__Exercise objective__
Copy every line of the listing that holds the string "type".

__Task inputs__
***
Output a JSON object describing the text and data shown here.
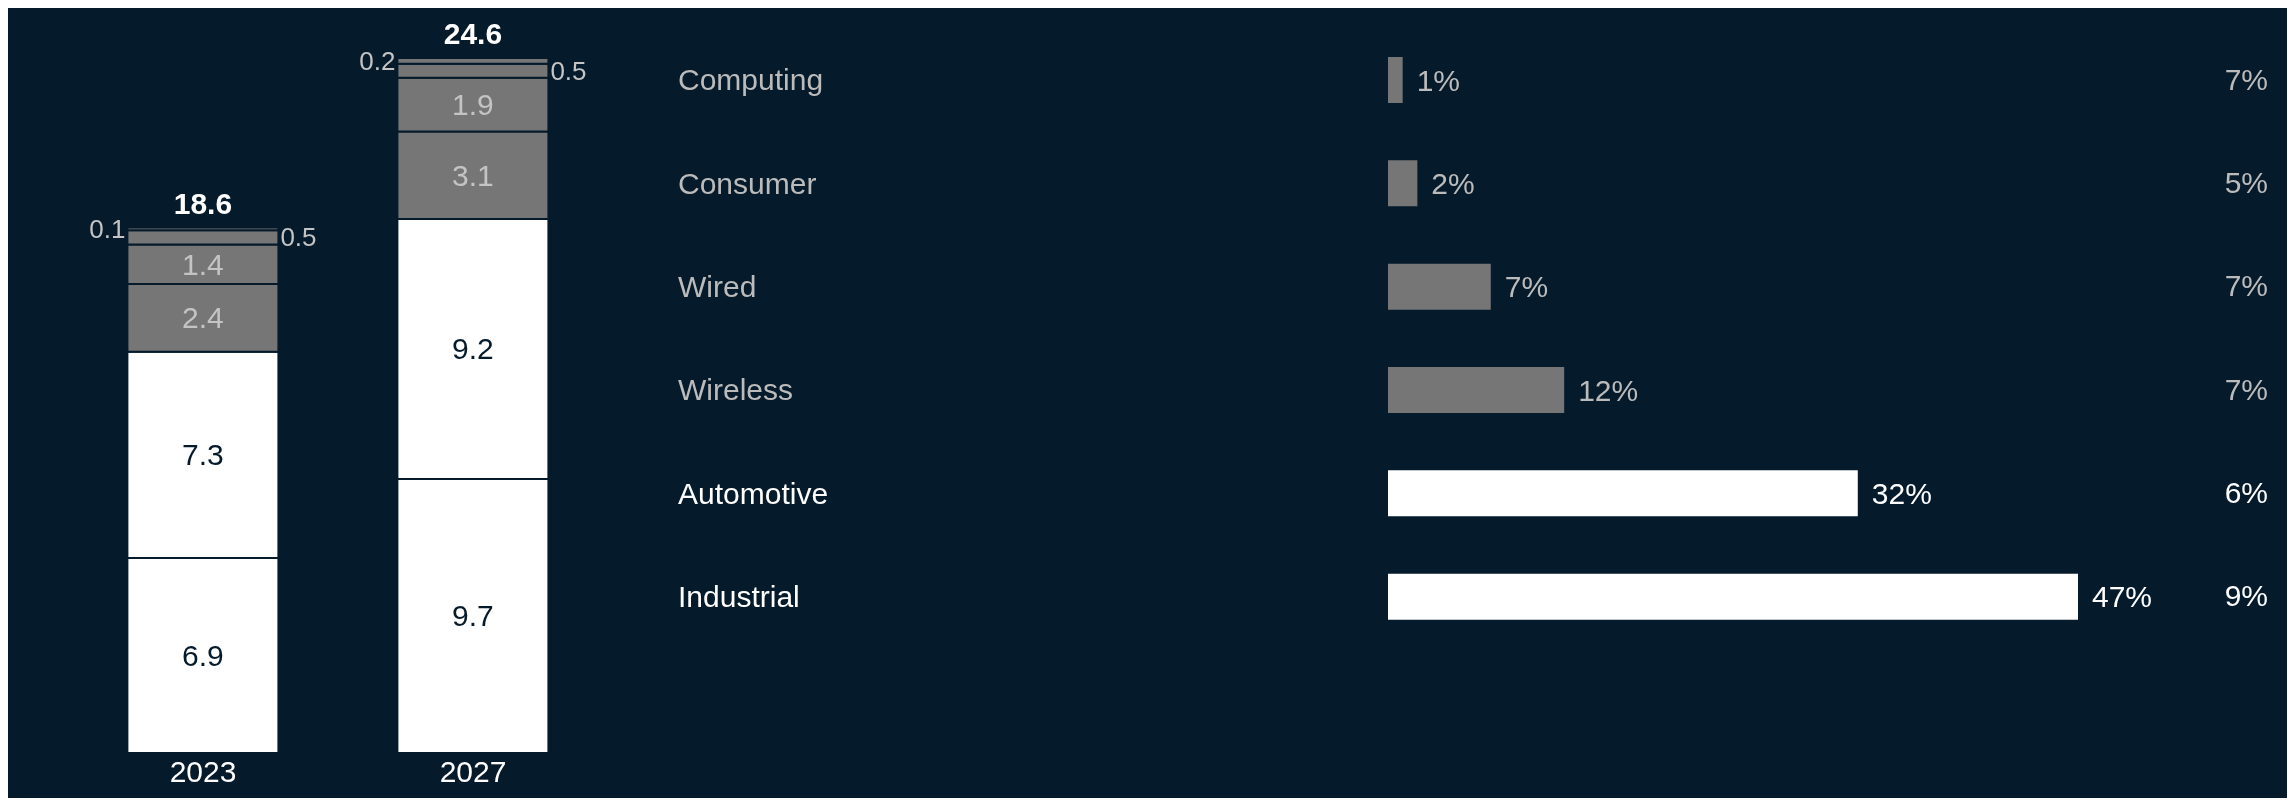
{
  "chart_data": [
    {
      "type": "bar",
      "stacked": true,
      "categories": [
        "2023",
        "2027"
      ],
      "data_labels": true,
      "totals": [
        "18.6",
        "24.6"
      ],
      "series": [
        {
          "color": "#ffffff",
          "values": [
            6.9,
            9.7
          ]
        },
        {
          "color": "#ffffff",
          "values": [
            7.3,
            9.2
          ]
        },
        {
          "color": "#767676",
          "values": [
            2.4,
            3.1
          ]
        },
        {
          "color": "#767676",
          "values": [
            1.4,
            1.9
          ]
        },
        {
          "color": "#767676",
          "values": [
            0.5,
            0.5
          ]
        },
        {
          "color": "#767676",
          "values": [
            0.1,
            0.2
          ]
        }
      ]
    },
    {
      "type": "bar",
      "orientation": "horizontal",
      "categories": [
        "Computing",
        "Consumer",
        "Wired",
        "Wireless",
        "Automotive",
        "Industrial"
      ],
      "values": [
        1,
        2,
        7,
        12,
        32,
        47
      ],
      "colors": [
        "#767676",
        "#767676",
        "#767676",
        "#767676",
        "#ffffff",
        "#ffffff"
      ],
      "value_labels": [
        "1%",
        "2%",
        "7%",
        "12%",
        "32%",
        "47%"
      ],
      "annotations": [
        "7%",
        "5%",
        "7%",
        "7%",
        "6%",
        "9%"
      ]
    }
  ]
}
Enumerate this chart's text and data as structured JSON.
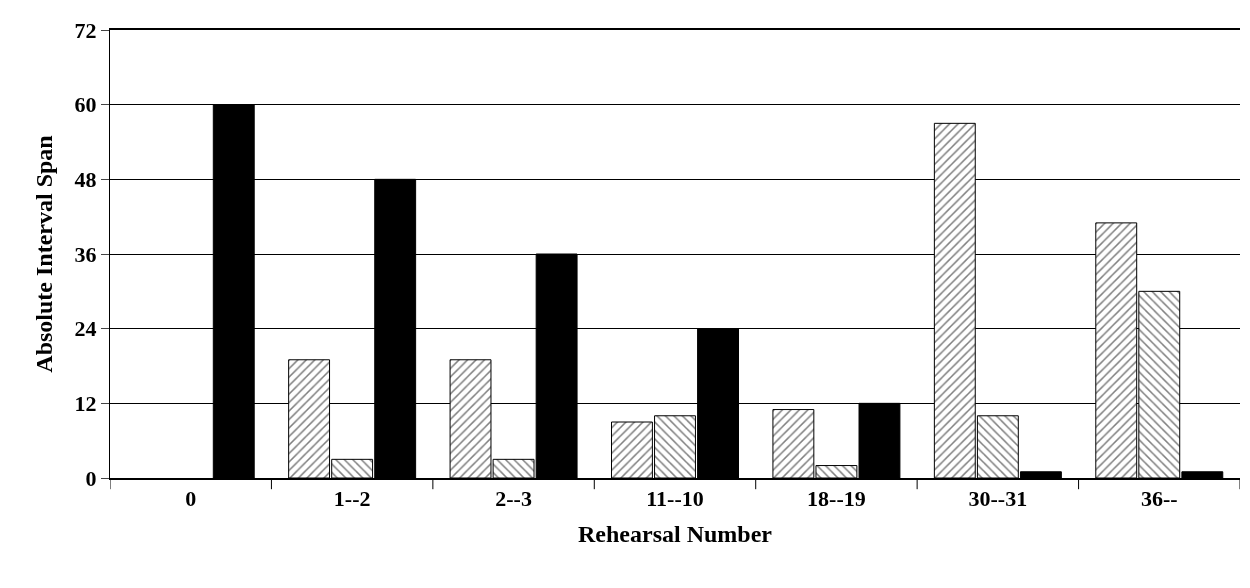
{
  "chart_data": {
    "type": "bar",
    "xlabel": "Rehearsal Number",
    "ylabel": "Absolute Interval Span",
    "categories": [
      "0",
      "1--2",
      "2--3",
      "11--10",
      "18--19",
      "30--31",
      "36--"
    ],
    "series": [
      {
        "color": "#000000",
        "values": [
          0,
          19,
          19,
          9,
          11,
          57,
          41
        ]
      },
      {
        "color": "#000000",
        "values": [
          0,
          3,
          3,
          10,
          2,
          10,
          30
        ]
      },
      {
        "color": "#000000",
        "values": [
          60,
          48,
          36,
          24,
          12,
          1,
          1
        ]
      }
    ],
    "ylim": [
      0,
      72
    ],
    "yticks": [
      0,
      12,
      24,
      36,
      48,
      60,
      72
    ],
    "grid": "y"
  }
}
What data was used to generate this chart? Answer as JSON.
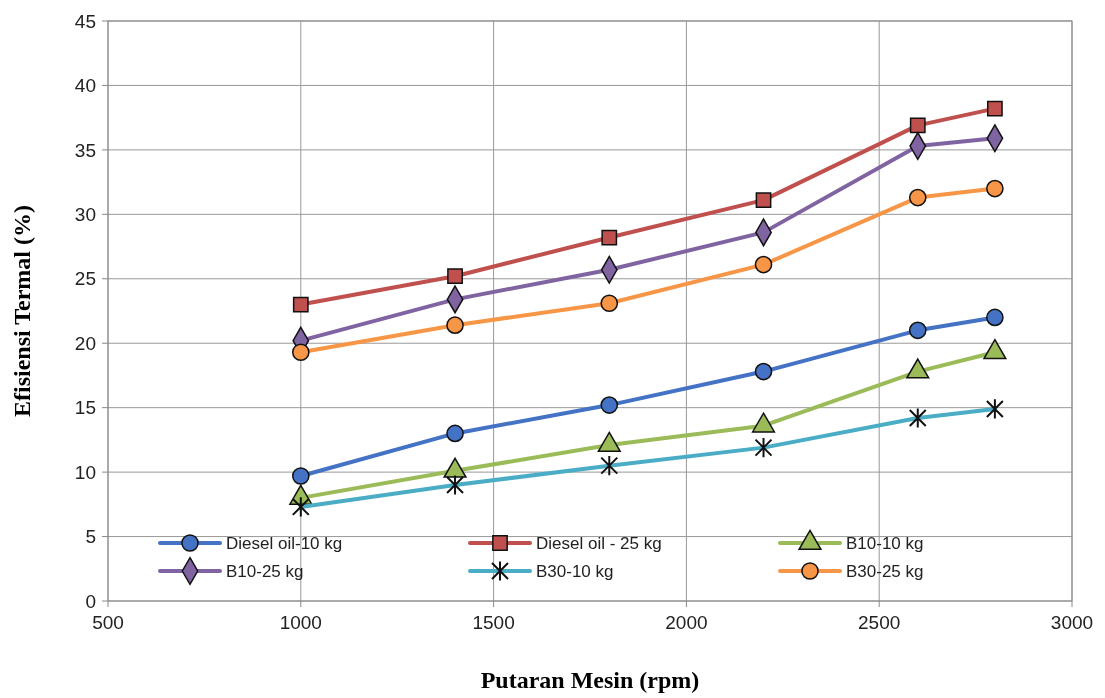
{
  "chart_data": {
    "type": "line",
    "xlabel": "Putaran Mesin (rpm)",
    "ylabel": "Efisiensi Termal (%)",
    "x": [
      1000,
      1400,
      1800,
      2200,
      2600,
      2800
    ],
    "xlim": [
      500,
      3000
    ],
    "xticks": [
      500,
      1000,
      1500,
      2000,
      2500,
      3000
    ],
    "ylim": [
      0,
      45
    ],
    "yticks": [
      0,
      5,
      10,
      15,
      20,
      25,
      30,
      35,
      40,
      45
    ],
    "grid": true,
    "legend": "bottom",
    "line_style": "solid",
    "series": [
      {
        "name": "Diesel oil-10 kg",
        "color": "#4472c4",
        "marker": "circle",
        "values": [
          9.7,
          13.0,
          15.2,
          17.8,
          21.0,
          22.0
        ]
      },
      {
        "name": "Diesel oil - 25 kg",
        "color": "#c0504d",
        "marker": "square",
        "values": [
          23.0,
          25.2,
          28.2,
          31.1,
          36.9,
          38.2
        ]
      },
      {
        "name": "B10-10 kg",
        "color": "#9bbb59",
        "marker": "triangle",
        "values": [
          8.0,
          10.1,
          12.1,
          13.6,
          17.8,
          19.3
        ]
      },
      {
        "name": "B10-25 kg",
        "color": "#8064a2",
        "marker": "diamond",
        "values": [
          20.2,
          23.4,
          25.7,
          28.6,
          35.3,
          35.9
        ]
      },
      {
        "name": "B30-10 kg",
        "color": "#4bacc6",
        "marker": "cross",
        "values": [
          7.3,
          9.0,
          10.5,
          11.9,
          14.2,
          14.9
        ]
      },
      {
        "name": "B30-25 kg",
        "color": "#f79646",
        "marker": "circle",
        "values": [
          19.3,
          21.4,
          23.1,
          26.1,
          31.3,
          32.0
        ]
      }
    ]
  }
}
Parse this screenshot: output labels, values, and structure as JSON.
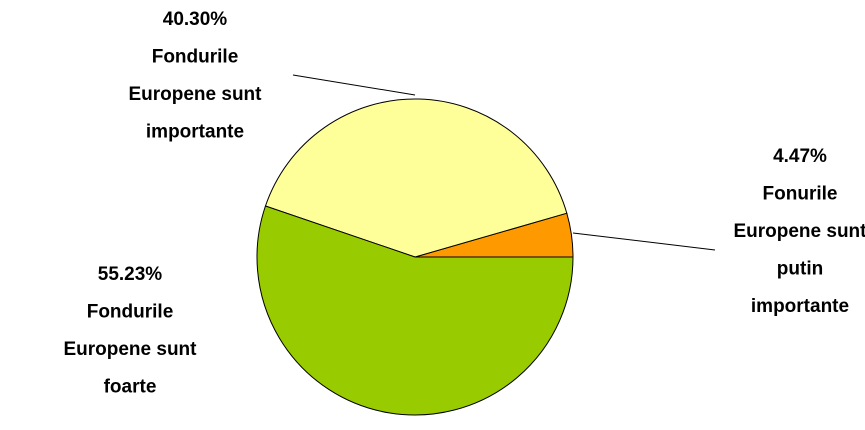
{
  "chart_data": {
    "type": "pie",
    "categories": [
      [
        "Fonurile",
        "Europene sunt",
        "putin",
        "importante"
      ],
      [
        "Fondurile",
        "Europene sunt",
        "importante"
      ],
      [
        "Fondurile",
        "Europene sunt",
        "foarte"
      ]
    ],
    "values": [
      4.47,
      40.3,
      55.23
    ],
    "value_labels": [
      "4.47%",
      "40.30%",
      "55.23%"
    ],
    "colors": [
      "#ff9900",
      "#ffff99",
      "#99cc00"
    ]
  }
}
***
__Exercise result__
      "type": "bar",
      "type": "bar",
    "type": "bar",
    "type": "line",
    "type": "pie",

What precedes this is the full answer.